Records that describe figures
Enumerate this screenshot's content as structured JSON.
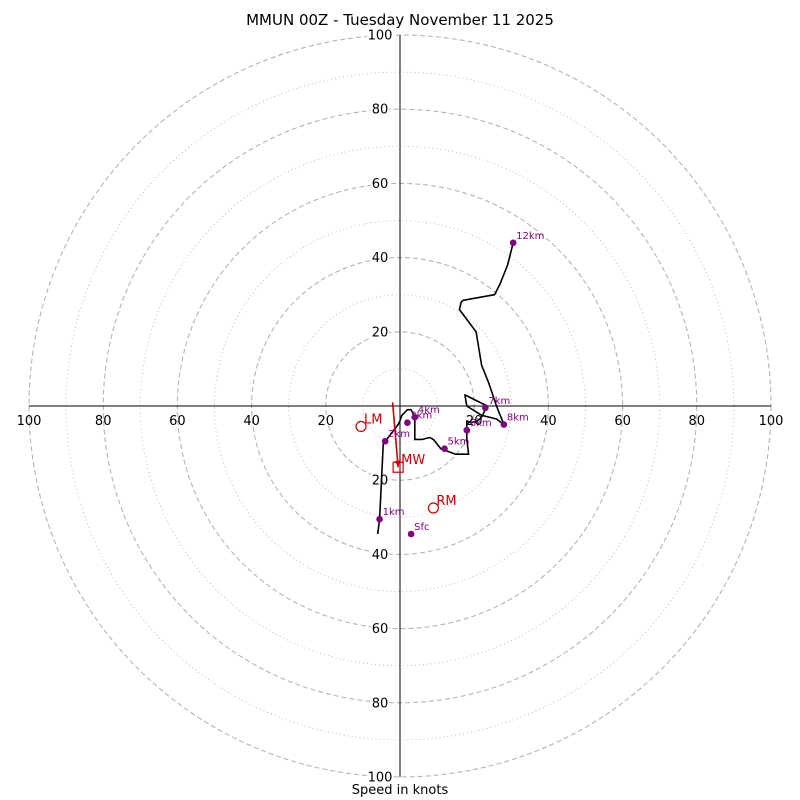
{
  "chart_data": {
    "type": "hodograph",
    "title": "MMUN 00Z - Tuesday November 11 2025",
    "xlabel": "Speed in knots",
    "range": [
      -100,
      100
    ],
    "rings_major": [
      20,
      40,
      60,
      80,
      100
    ],
    "rings_minor": [
      10,
      30,
      50,
      70,
      90
    ],
    "tick_labels": {
      "x_left": [
        "100",
        "80",
        "60",
        "40",
        "20"
      ],
      "x_right": [
        "20",
        "40",
        "60",
        "80",
        "100"
      ],
      "y_up": [
        "20",
        "40",
        "60",
        "80",
        "100"
      ],
      "y_down": [
        "20",
        "40",
        "60",
        "80",
        "100"
      ]
    },
    "trace": [
      [
        -6,
        -34.5
      ],
      [
        -5.5,
        -30.5
      ],
      [
        -4.5,
        -10
      ],
      [
        -4,
        -9.5
      ],
      [
        -4,
        -9.5
      ],
      [
        -0.5,
        -5
      ],
      [
        0,
        -4
      ],
      [
        0.5,
        -2.5
      ],
      [
        2,
        -1
      ],
      [
        3,
        -1
      ],
      [
        4,
        -3
      ],
      [
        4,
        -9
      ],
      [
        6,
        -9
      ],
      [
        8,
        -8.5
      ],
      [
        9,
        -9
      ],
      [
        11,
        -11.5
      ],
      [
        15,
        -13
      ],
      [
        18.5,
        -13
      ],
      [
        18,
        -9
      ],
      [
        18,
        -4
      ],
      [
        19,
        -4.5
      ],
      [
        21,
        -4
      ],
      [
        22,
        -3
      ],
      [
        23,
        -1
      ],
      [
        23.5,
        0
      ],
      [
        17.5,
        3
      ],
      [
        18,
        0
      ],
      [
        22,
        -2.5
      ],
      [
        24,
        -3
      ],
      [
        26,
        -3.5
      ],
      [
        28,
        -5
      ],
      [
        27,
        -2.5
      ],
      [
        26,
        0
      ],
      [
        24,
        6
      ],
      [
        22,
        11
      ],
      [
        20.5,
        20
      ],
      [
        16,
        26
      ],
      [
        16.5,
        28
      ],
      [
        17,
        28.5
      ],
      [
        25.5,
        30
      ],
      [
        27,
        33
      ],
      [
        29,
        38
      ],
      [
        30.5,
        44
      ]
    ],
    "mean_wind_vector": [
      [
        -2,
        1
      ],
      [
        -0.5,
        -16.5
      ]
    ],
    "height_markers": [
      {
        "label": "Sfc",
        "u": 3,
        "v": -34.5
      },
      {
        "label": "1km",
        "u": -5.5,
        "v": -30.5
      },
      {
        "label": "2km",
        "u": -4,
        "v": -9.5
      },
      {
        "label": "3km",
        "u": 2,
        "v": -4.5
      },
      {
        "label": "4km",
        "u": 4,
        "v": -3
      },
      {
        "label": "5km",
        "u": 12,
        "v": -11.5
      },
      {
        "label": "6km",
        "u": 18,
        "v": -6.5
      },
      {
        "label": "7km",
        "u": 23,
        "v": -0.5
      },
      {
        "label": "8km",
        "u": 28,
        "v": -5
      },
      {
        "label": "12km",
        "u": 30.5,
        "v": 44
      }
    ],
    "storm_motions": [
      {
        "label": "LM",
        "u": -10.5,
        "v": -5.5,
        "marker": "circle"
      },
      {
        "label": "RM",
        "u": 9,
        "v": -27.5,
        "marker": "circle"
      },
      {
        "label": "MW",
        "u": -0.5,
        "v": -16.5,
        "marker": "square"
      }
    ],
    "colors": {
      "trace": "#000000",
      "height_marker": "#800080",
      "storm_motion": "#cc0000",
      "ring": "#b4b4b4",
      "axis": "#000000"
    }
  }
}
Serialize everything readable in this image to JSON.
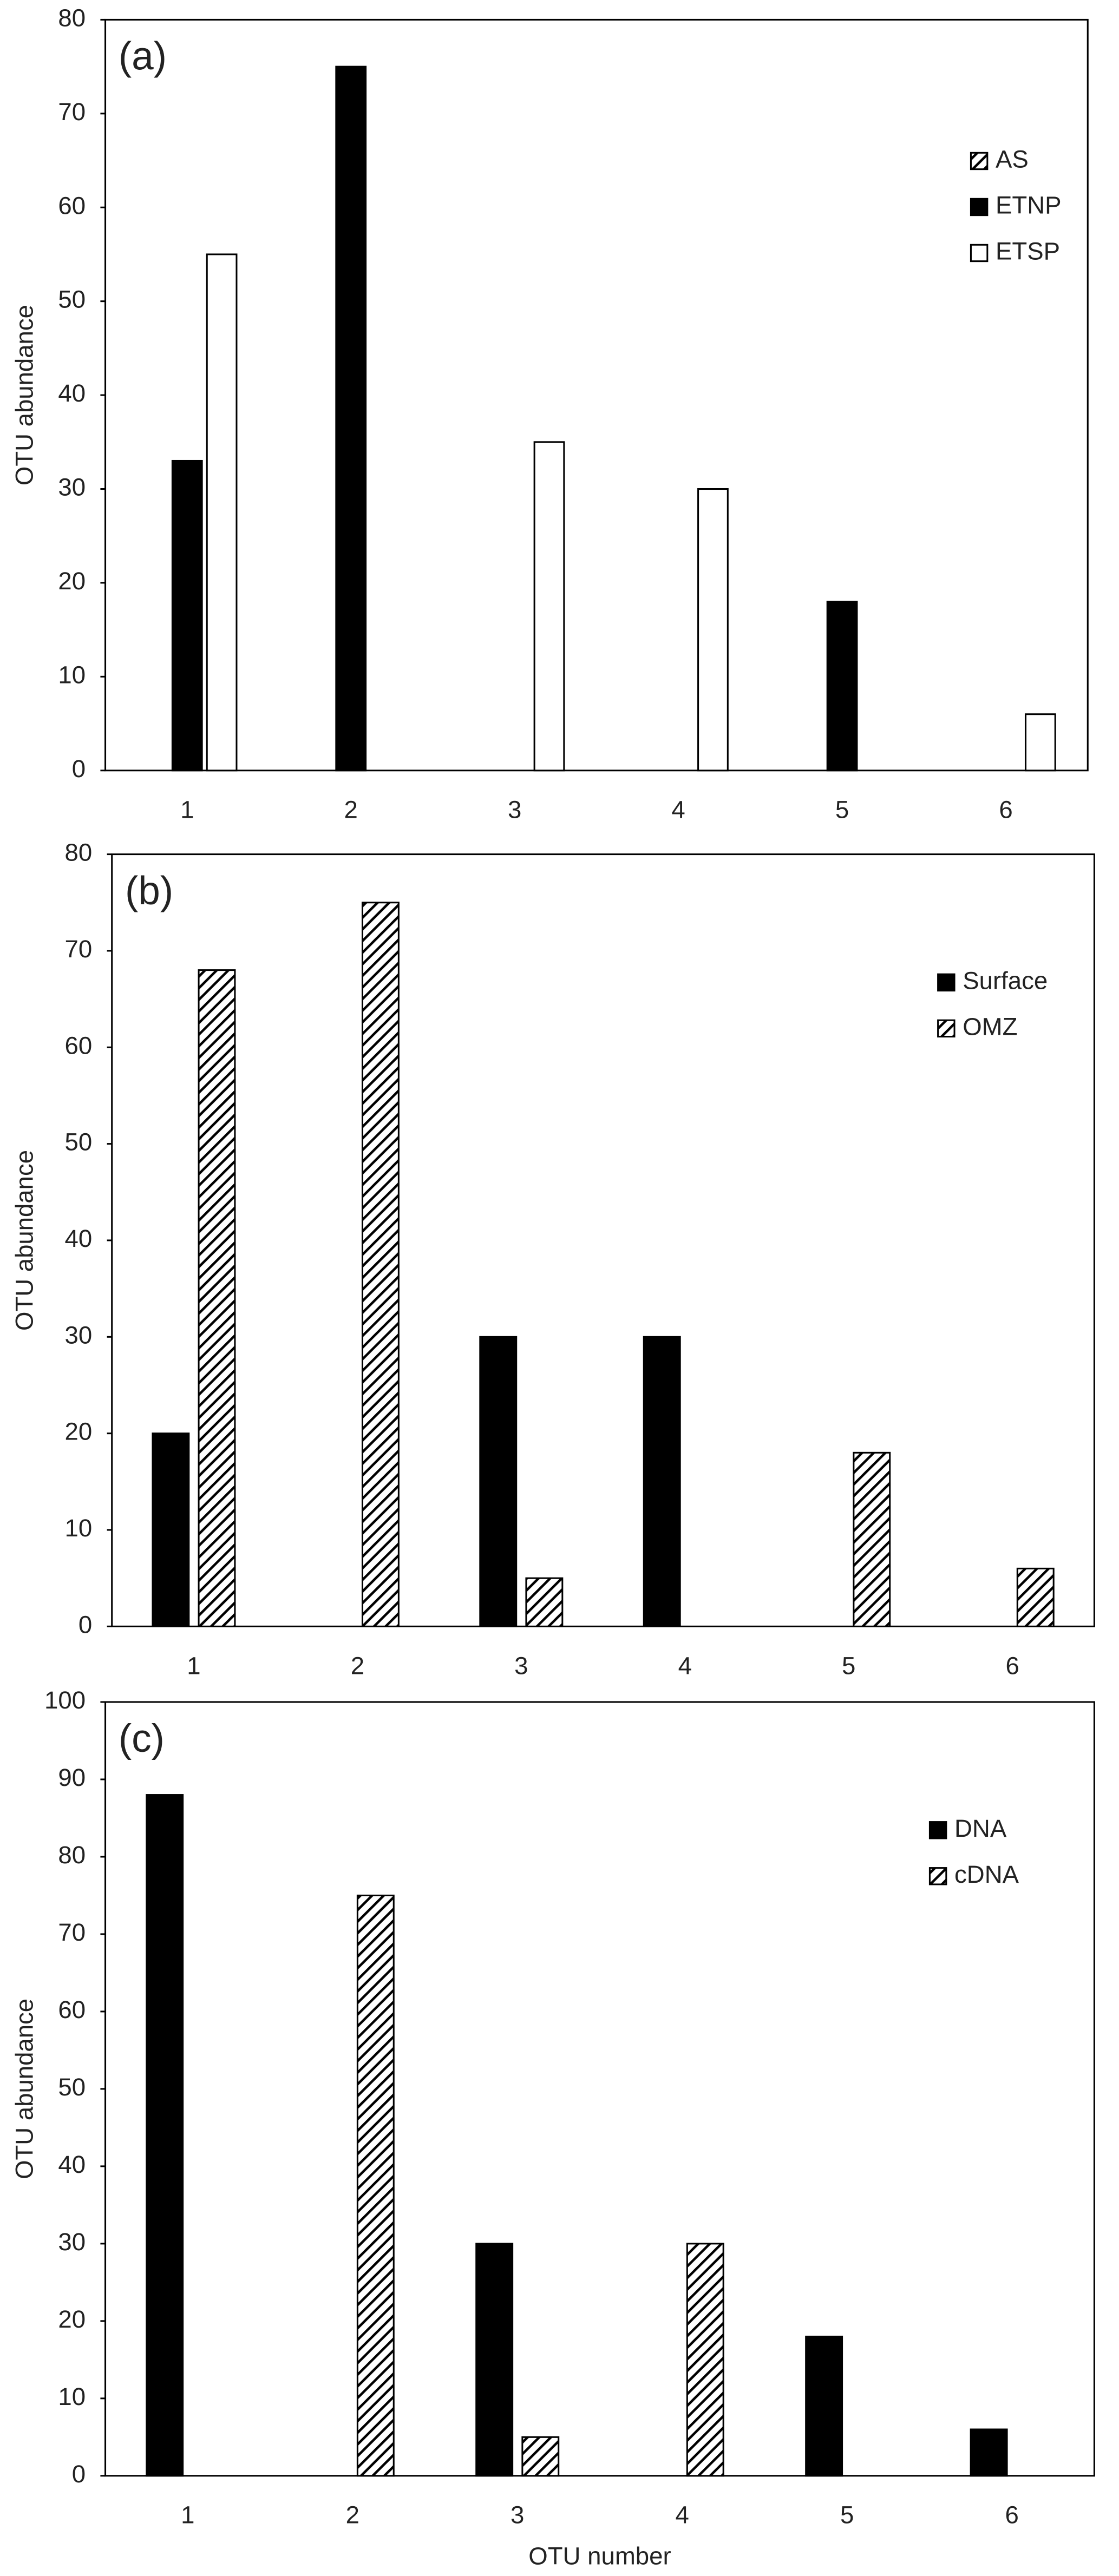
{
  "chart_data": [
    {
      "type": "bar",
      "label": "(a)",
      "ylabel": "OTU abundance",
      "categories": [
        "1",
        "2",
        "3",
        "4",
        "5",
        "6"
      ],
      "series": [
        {
          "name": "AS",
          "color": "#000000",
          "pattern": "hatch",
          "values": [
            0,
            0,
            0,
            0,
            0,
            0
          ]
        },
        {
          "name": "ETNP",
          "color": "#000000",
          "pattern": "solid",
          "values": [
            33,
            75,
            0,
            0,
            18,
            0
          ]
        },
        {
          "name": "ETSP",
          "color": "#ffffff",
          "pattern": "solid",
          "values": [
            55,
            0,
            35,
            30,
            0,
            6
          ]
        }
      ],
      "ylim": [
        0,
        80
      ],
      "yticks": [
        0,
        10,
        20,
        30,
        40,
        50,
        60,
        70,
        80
      ]
    },
    {
      "type": "bar",
      "label": "(b)",
      "ylabel": "OTU abundance",
      "categories": [
        "1",
        "2",
        "3",
        "4",
        "5",
        "6"
      ],
      "series": [
        {
          "name": "Surface",
          "color": "#000000",
          "pattern": "solid",
          "values": [
            20,
            0,
            30,
            30,
            0,
            0
          ]
        },
        {
          "name": "OMZ",
          "color": "#000000",
          "pattern": "hatch",
          "values": [
            68,
            75,
            5,
            0,
            18,
            6
          ]
        }
      ],
      "ylim": [
        0,
        80
      ],
      "yticks": [
        0,
        10,
        20,
        30,
        40,
        50,
        60,
        70,
        80
      ]
    },
    {
      "type": "bar",
      "label": "(c)",
      "ylabel": "OTU abundance",
      "xlabel": "OTU number",
      "categories": [
        "1",
        "2",
        "3",
        "4",
        "5",
        "6"
      ],
      "series": [
        {
          "name": "DNA",
          "color": "#000000",
          "pattern": "solid",
          "values": [
            88,
            0,
            30,
            0,
            18,
            6
          ]
        },
        {
          "name": "cDNA",
          "color": "#000000",
          "pattern": "hatch",
          "values": [
            0,
            75,
            5,
            30,
            0,
            0
          ]
        }
      ],
      "ylim": [
        0,
        100
      ],
      "yticks": [
        0,
        10,
        20,
        30,
        40,
        50,
        60,
        70,
        80,
        90,
        100
      ]
    }
  ]
}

EXERCISE DETAILS ::
Go over the entries above and say how many lines hold the string "this", with no other text.

EXERCISE ANSWER ::
2